(Collection entries):
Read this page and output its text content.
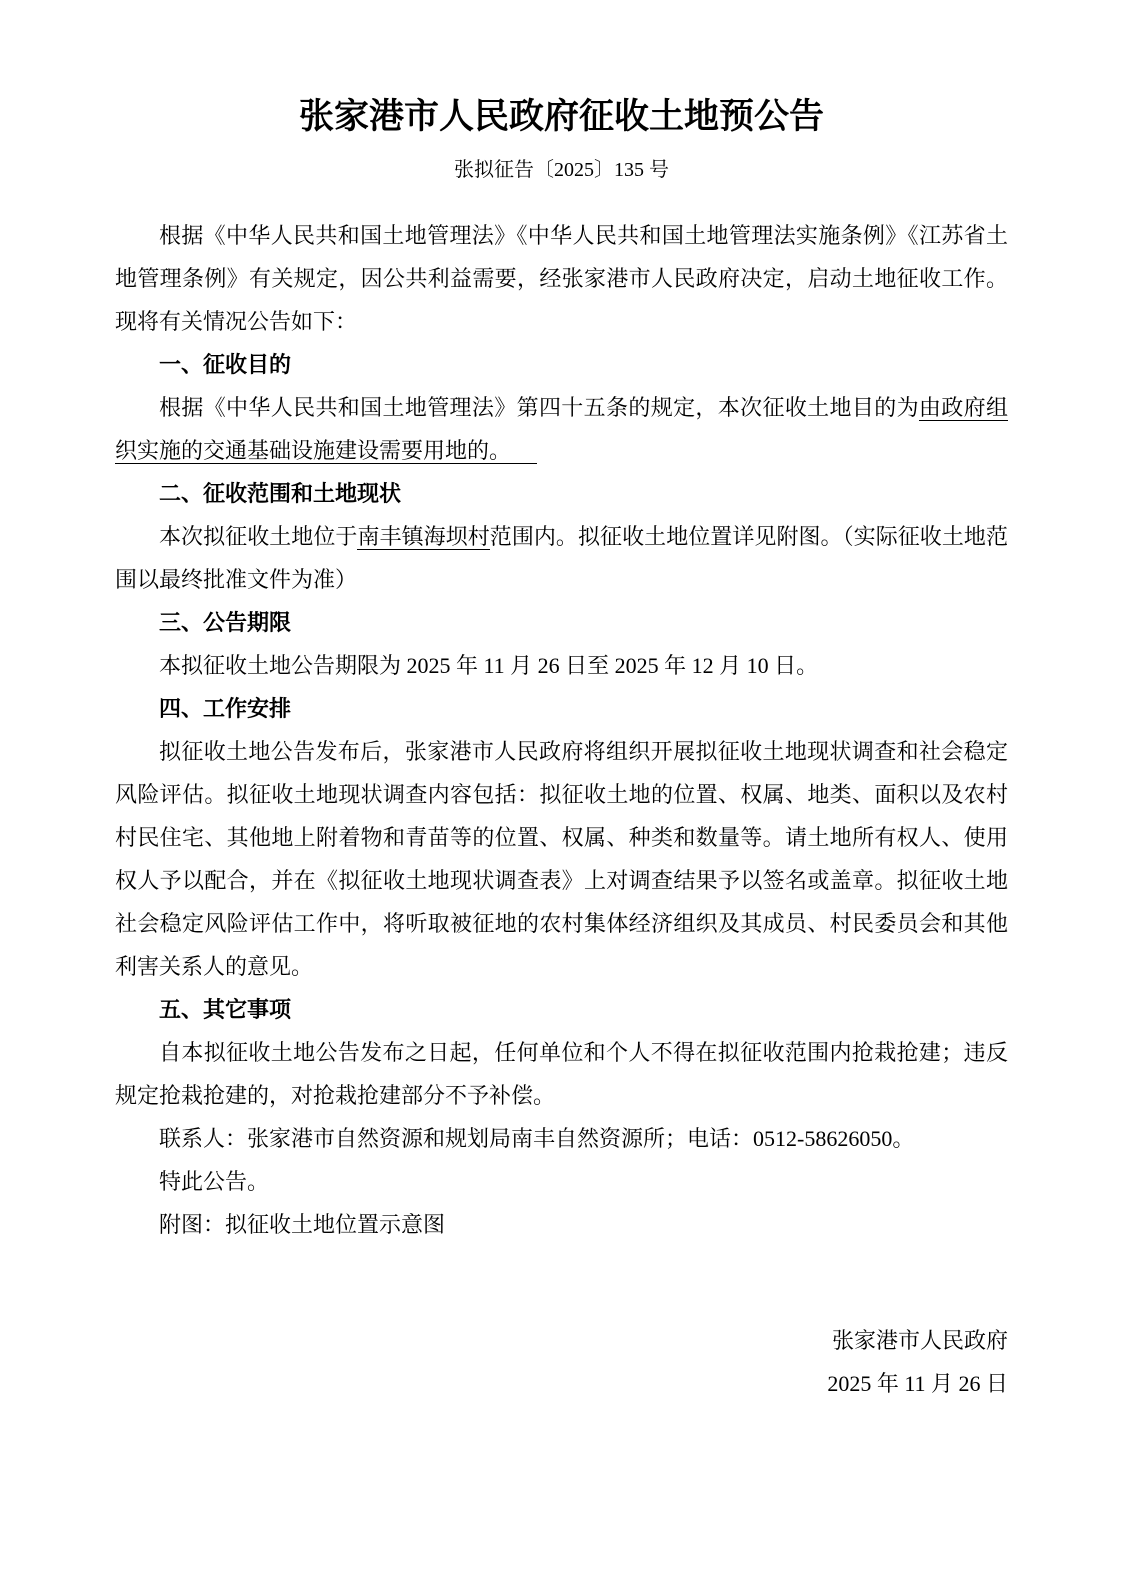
张家港市人民政府征收土地预公告
张拟征告〔2025〕135 号

根据《中华人民共和国土地管理法》《中华人民共和国土地管理法实施条例》《江苏省土地管理条例》有关规定，因公共利益需要，经张家港市人民政府决定，启动土地征收工作。现将有关情况公告如下：

一、征收目的

根据《中华人民共和国土地管理法》第四十五条的规定，本次征收土地目的为由政府组织实施的交通基础设施建设需要用地的。

二、征收范围和土地现状

本次拟征收土地位于南丰镇海坝村范围内。拟征收土地位置详见附图。（实际征收土地范围以最终批准文件为准）

三、公告期限

本拟征收土地公告期限为 2025 年 11 月 26 日至 2025 年 12 月 10 日。

四、工作安排

拟征收土地公告发布后，张家港市人民政府将组织开展拟征收土地现状调查和社会稳定风险评估。拟征收土地现状调查内容包括：拟征收土地的位置、权属、地类、面积以及农村村民住宅、其他地上附着物和青苗等的位置、权属、种类和数量等。请土地所有权人、使用权人予以配合，并在《拟征收土地现状调查表》上对调查结果予以签名或盖章。拟征收土地社会稳定风险评估工作中，将听取被征地的农村集体经济组织及其成员、村民委员会和其他利害关系人的意见。

五、其它事项

自本拟征收土地公告发布之日起，任何单位和个人不得在拟征收范围内抢栽抢建；违反规定抢栽抢建的，对抢栽抢建部分不予补偿。

联系人：张家港市自然资源和规划局南丰自然资源所；电话：0512-58626050。

特此公告。

附图：拟征收土地位置示意图

张家港市人民政府

2025 年 11 月 26 日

(Exercise details):
Retype each line of the listing above word for word. Exclude the pictures.

(Reply):
Read this page and output its text content.
张家港市人民政府征收土地预公告
张拟征告〔2025〕135 号

根据《中华人民共和国土地管理法》《中华人民共和国土地管理法实施条例》《江苏省土地管理条例》有关规定，因公共利益需要，经张家港市人民政府决定，启动土地征收工作。现将有关情况公告如下：

一、征收目的

根据《中华人民共和国土地管理法》第四十五条的规定，本次征收土地目的为由政府组织实施的交通基础设施建设需要用地的。

二、征收范围和土地现状

本次拟征收土地位于南丰镇海坝村范围内。拟征收土地位置详见附图。（实际征收土地范围以最终批准文件为准）

三、公告期限

本拟征收土地公告期限为 2025 年 11 月 26 日至 2025 年 12 月 10 日。

四、工作安排

拟征收土地公告发布后，张家港市人民政府将组织开展拟征收土地现状调查和社会稳定风险评估。拟征收土地现状调查内容包括：拟征收土地的位置、权属、地类、面积以及农村村民住宅、其他地上附着物和青苗等的位置、权属、种类和数量等。请土地所有权人、使用权人予以配合，并在《拟征收土地现状调查表》上对调查结果予以签名或盖章。拟征收土地社会稳定风险评估工作中，将听取被征地的农村集体经济组织及其成员、村民委员会和其他利害关系人的意见。

五、其它事项

自本拟征收土地公告发布之日起，任何单位和个人不得在拟征收范围内抢栽抢建；违反规定抢栽抢建的，对抢栽抢建部分不予补偿。

联系人：张家港市自然资源和规划局南丰自然资源所；电话：0512-58626050。

特此公告。

附图：拟征收土地位置示意图

张家港市人民政府

2025 年 11 月 26 日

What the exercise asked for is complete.